* start RECORDS SUPPLIED *
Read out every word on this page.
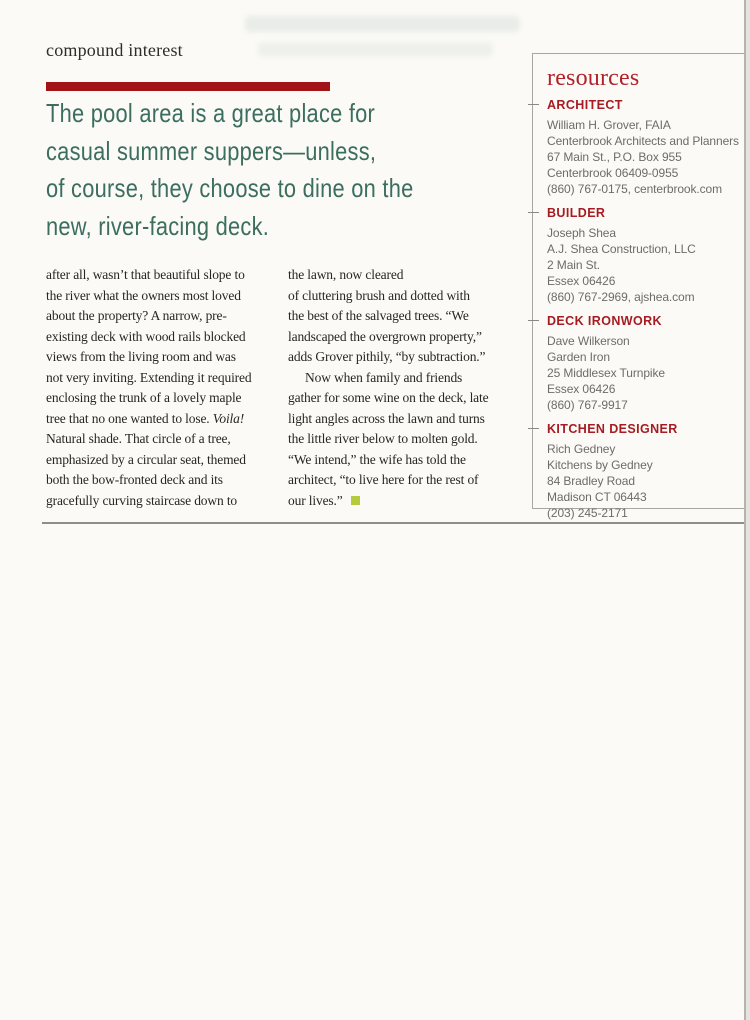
compound interest
The pool area is a great place for
casual summer suppers—unless,
of course, they choose to dine on the
new, river-facing deck.
after all, wasn’t that beautiful slope to
the river what the owners most loved
about the property? A narrow, pre-
existing deck with wood rails blocked
views from the living room and was
not very inviting. Extending it required
enclosing the trunk of a lovely maple
tree that no one wanted to lose. Voila!
Natural shade. That circle of a tree,
emphasized by a circular seat, themed
both the bow-fronted deck and its
gracefully curving staircase down to
the lawn, now cleared
of cluttering brush and dotted with
the best of the salvaged trees. “We
landscaped the overgrown property,”
adds Grover pithily, “by subtraction.”
Now when family and friends
gather for some wine on the deck, late
light angles across the lawn and turns
the little river below to molten gold.
“We intend,” the wife has told the
architect, “to live here for the rest of
our lives.”
resources
ARCHITECT
William H. Grover, FAIA
Centerbrook Architects and Planners
67 Main St., P.O. Box 955
Centerbrook 06409-0955
(860) 767-0175, centerbrook.com
BUILDER
Joseph Shea
A.J. Shea Construction, LLC
2 Main St.
Essex 06426
(860) 767-2969, ajshea.com
DECK IRONWORK
Dave Wilkerson
Garden Iron
25 Middlesex Turnpike
Essex 06426
(860) 767-9917
KITCHEN DESIGNER
Rich Gedney
Kitchens by Gedney
84 Bradley Road
Madison CT 06443
(203) 245-2171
* end RECORDS SUPPLIED *
Leave out the pictures and give the listing above again exactly.

▸ WRITTEN ANSWER:
Read out every word on this page.
compound interest
The pool area is a great place for
casual summer suppers—unless,
of course, they choose to dine on the
new, river-facing deck.
after all, wasn’t that beautiful slope to
the river what the owners most loved
about the property? A narrow, pre-
existing deck with wood rails blocked
views from the living room and was
not very inviting. Extending it required
enclosing the trunk of a lovely maple
tree that no one wanted to lose. Voila!
Natural shade. That circle of a tree,
emphasized by a circular seat, themed
both the bow-fronted deck and its
gracefully curving staircase down to
the lawn, now cleared
of cluttering brush and dotted with
the best of the salvaged trees. “We
landscaped the overgrown property,”
adds Grover pithily, “by subtraction.”
Now when family and friends
gather for some wine on the deck, late
light angles across the lawn and turns
the little river below to molten gold.
“We intend,” the wife has told the
architect, “to live here for the rest of
our lives.”
resources
ARCHITECT
William H. Grover, FAIA
Centerbrook Architects and Planners
67 Main St., P.O. Box 955
Centerbrook 06409-0955
(860) 767-0175, centerbrook.com
BUILDER
Joseph Shea
A.J. Shea Construction, LLC
2 Main St.
Essex 06426
(860) 767-2969, ajshea.com
DECK IRONWORK
Dave Wilkerson
Garden Iron
25 Middlesex Turnpike
Essex 06426
(860) 767-9917
KITCHEN DESIGNER
Rich Gedney
Kitchens by Gedney
84 Bradley Road
Madison CT 06443
(203) 245-2171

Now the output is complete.